» EXERCISE TASK: Copy every line in the records below that contains the word "Pélée".

Dataset items
● ● ● ● ●

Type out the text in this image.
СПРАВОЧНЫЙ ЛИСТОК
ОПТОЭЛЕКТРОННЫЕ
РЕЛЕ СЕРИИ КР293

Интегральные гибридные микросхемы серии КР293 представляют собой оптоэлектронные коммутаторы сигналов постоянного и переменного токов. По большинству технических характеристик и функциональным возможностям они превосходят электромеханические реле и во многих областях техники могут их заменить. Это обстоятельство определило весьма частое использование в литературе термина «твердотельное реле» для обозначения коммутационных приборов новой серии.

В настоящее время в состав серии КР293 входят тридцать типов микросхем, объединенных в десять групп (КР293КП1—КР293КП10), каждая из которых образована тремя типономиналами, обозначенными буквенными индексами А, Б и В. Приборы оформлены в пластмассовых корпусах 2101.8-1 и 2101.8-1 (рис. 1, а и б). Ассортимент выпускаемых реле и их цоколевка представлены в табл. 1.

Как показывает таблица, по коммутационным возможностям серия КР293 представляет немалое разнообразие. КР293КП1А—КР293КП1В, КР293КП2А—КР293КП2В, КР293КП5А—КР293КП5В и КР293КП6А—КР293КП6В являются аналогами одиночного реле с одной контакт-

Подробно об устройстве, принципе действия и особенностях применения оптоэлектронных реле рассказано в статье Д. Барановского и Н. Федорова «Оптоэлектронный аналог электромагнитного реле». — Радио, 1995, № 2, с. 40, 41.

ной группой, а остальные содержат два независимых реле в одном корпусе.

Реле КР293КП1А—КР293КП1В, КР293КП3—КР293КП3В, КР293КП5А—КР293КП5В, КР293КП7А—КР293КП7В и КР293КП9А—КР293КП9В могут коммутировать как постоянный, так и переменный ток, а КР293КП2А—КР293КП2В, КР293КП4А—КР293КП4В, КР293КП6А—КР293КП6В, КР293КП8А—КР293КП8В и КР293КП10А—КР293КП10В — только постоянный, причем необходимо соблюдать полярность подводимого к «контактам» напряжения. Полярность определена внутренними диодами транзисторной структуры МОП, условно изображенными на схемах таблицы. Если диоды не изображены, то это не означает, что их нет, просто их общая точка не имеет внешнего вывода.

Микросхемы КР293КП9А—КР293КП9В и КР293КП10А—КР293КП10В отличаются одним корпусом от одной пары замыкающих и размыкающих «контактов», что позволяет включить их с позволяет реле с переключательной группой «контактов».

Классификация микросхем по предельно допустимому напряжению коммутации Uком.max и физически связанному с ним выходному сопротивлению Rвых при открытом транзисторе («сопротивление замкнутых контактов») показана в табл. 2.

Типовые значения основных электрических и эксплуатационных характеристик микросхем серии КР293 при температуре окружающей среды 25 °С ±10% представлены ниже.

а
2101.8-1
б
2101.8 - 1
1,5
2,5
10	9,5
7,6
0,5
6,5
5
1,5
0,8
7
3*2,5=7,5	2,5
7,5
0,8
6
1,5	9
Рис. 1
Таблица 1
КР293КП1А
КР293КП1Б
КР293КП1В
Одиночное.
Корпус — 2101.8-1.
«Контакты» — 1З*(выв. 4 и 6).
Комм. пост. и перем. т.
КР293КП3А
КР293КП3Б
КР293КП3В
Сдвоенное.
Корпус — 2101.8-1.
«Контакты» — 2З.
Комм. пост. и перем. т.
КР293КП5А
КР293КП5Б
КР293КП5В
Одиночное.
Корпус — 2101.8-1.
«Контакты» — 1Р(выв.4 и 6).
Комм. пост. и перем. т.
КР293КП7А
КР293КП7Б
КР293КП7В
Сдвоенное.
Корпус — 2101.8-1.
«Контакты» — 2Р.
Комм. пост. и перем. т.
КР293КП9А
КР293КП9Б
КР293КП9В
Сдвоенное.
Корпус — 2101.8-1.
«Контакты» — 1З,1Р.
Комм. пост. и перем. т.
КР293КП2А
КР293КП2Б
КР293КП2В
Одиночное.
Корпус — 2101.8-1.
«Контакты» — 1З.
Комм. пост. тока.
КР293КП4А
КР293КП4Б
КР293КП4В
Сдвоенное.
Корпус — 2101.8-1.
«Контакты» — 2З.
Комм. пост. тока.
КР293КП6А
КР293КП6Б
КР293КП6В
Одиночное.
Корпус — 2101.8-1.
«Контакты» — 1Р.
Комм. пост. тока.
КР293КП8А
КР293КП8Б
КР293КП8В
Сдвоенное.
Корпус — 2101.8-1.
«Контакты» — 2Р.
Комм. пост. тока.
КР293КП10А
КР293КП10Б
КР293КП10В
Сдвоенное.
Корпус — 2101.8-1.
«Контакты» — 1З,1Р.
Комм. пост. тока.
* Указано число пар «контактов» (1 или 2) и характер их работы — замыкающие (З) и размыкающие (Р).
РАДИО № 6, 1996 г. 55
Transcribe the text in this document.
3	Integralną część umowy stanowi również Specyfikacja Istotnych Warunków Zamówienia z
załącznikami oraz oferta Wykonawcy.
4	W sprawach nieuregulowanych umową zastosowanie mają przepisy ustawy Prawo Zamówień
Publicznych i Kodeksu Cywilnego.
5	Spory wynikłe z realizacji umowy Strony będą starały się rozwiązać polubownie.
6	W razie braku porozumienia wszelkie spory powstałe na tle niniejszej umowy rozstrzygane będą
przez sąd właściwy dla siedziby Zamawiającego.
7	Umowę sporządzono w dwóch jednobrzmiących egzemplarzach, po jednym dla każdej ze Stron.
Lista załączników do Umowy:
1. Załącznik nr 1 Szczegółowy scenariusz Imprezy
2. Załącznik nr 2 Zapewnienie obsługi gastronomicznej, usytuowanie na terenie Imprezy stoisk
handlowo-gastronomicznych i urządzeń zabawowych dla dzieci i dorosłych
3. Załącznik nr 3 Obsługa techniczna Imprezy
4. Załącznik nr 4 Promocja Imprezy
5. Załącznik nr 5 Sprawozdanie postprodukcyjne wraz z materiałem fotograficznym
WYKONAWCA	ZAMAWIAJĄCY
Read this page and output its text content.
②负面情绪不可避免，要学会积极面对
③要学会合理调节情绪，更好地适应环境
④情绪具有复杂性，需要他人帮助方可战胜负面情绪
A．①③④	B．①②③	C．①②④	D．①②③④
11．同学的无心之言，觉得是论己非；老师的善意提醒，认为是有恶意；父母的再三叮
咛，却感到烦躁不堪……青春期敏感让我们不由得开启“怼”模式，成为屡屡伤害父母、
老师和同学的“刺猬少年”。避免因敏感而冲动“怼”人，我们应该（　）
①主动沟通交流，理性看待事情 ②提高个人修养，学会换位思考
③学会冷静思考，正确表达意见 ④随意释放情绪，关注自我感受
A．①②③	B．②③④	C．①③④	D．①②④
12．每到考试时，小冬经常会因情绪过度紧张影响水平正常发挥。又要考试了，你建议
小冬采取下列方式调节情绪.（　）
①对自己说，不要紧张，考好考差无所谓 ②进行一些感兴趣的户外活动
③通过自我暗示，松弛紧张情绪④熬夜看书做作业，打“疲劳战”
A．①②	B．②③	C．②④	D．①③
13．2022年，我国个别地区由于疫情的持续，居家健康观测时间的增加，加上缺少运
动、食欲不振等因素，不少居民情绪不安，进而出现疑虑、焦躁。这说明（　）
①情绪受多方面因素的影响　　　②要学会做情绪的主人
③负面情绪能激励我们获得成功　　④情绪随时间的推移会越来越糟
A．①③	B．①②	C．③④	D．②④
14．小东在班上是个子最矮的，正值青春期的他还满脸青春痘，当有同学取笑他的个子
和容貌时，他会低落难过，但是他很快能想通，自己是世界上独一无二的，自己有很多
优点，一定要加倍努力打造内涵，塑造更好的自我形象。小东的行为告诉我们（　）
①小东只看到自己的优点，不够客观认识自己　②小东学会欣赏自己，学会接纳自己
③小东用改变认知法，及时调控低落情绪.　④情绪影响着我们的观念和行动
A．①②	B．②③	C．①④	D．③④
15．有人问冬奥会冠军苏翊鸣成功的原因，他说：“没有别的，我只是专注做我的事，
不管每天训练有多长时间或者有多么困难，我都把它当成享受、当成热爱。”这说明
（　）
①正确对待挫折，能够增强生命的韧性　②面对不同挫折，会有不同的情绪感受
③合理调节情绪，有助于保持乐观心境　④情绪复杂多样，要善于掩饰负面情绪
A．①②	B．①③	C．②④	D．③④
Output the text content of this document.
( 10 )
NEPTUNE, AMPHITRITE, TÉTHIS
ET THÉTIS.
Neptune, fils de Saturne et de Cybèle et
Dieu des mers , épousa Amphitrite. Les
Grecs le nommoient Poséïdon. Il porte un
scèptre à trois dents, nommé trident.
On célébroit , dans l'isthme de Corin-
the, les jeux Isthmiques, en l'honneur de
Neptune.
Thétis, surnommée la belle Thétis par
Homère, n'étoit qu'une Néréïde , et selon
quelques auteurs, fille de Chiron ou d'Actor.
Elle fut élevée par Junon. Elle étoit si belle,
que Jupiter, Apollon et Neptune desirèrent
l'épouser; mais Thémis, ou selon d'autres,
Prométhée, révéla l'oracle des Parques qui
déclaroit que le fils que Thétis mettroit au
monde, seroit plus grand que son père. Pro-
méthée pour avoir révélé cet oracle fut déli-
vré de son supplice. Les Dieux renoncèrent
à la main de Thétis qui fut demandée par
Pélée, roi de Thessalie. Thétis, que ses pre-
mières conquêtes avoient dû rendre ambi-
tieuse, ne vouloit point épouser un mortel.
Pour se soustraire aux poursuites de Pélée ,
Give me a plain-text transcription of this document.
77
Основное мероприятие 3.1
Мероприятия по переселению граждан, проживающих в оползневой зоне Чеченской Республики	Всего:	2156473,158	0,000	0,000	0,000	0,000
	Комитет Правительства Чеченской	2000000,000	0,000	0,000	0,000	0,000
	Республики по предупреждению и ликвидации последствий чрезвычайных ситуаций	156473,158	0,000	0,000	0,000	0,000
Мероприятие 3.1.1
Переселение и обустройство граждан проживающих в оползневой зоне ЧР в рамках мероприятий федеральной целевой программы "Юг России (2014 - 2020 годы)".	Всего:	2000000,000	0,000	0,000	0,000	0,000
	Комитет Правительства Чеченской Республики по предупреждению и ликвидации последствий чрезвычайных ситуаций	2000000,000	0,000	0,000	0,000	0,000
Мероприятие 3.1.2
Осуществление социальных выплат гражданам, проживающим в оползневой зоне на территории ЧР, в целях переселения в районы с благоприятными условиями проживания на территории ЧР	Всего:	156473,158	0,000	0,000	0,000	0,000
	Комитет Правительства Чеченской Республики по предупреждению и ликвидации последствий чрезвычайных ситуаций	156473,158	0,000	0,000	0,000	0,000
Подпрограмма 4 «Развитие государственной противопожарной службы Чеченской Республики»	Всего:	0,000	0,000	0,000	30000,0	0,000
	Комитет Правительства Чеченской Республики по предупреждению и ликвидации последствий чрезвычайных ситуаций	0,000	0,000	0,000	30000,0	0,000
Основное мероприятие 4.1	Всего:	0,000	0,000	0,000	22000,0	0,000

● ● ● ● ●

» IN RESPONSE:
Pélée, roi de Thessalie. Thétis, que ses pre-
Pour se soustraire aux poursuites de Pélée ,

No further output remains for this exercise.